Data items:
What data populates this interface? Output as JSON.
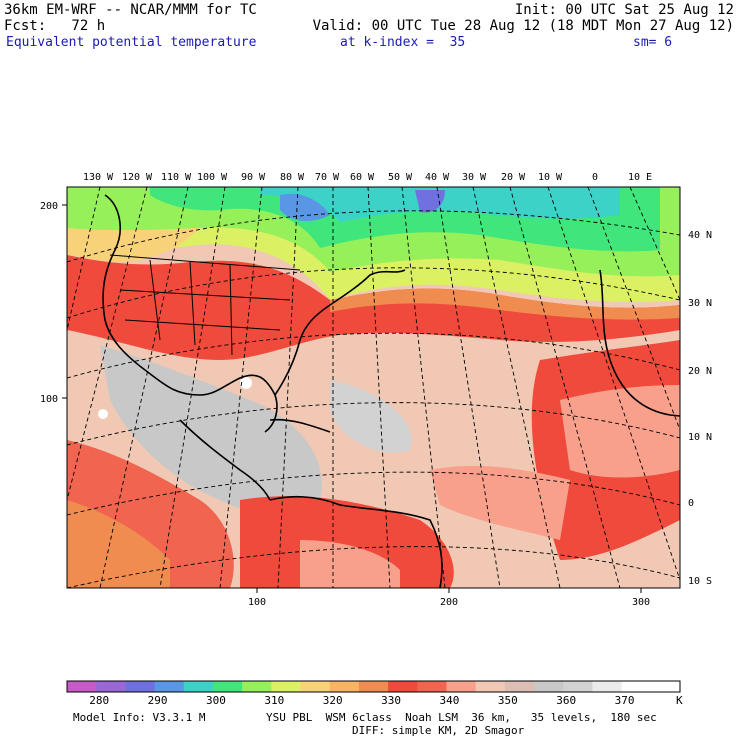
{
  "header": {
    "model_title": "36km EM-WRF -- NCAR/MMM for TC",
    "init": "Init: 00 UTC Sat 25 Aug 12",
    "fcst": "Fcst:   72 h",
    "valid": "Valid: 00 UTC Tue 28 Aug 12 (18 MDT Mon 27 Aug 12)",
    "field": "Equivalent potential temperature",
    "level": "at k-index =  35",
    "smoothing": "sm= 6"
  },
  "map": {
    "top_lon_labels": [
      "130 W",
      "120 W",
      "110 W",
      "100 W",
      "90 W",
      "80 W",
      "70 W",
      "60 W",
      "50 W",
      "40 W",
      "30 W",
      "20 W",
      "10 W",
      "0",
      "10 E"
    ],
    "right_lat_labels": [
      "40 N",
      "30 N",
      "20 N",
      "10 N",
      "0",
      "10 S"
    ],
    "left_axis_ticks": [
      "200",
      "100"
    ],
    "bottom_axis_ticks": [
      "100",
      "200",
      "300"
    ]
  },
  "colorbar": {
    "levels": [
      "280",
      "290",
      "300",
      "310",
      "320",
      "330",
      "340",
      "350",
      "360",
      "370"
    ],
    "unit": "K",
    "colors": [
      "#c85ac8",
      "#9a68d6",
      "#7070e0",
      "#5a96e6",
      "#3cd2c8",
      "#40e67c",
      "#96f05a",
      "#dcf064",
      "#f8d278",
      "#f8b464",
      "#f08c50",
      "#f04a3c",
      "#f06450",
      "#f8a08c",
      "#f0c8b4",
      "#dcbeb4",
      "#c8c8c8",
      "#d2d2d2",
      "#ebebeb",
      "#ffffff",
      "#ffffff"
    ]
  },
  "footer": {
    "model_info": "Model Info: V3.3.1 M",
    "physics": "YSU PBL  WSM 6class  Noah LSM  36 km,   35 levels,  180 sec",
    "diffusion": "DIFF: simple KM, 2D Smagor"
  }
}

-- Directive --
Leave the pictures out and copy the rest of the data exactly.

-- Answer below --
What data populates this interface? Output as JSON.
{
  "header": {
    "model_title": "36km EM-WRF -- NCAR/MMM for TC",
    "init": "Init: 00 UTC Sat 25 Aug 12",
    "fcst": "Fcst:   72 h",
    "valid": "Valid: 00 UTC Tue 28 Aug 12 (18 MDT Mon 27 Aug 12)",
    "field": "Equivalent potential temperature",
    "level": "at k-index =  35",
    "smoothing": "sm= 6"
  },
  "map": {
    "top_lon_labels": [
      "130 W",
      "120 W",
      "110 W",
      "100 W",
      "90 W",
      "80 W",
      "70 W",
      "60 W",
      "50 W",
      "40 W",
      "30 W",
      "20 W",
      "10 W",
      "0",
      "10 E"
    ],
    "right_lat_labels": [
      "40 N",
      "30 N",
      "20 N",
      "10 N",
      "0",
      "10 S"
    ],
    "left_axis_ticks": [
      "200",
      "100"
    ],
    "bottom_axis_ticks": [
      "100",
      "200",
      "300"
    ]
  },
  "colorbar": {
    "levels": [
      "280",
      "290",
      "300",
      "310",
      "320",
      "330",
      "340",
      "350",
      "360",
      "370"
    ],
    "unit": "K",
    "colors": [
      "#c85ac8",
      "#9a68d6",
      "#7070e0",
      "#5a96e6",
      "#3cd2c8",
      "#40e67c",
      "#96f05a",
      "#dcf064",
      "#f8d278",
      "#f8b464",
      "#f08c50",
      "#f04a3c",
      "#f06450",
      "#f8a08c",
      "#f0c8b4",
      "#dcbeb4",
      "#c8c8c8",
      "#d2d2d2",
      "#ebebeb",
      "#ffffff",
      "#ffffff"
    ]
  },
  "footer": {
    "model_info": "Model Info: V3.3.1 M",
    "physics": "YSU PBL  WSM 6class  Noah LSM  36 km,   35 levels,  180 sec",
    "diffusion": "DIFF: simple KM, 2D Smagor"
  }
}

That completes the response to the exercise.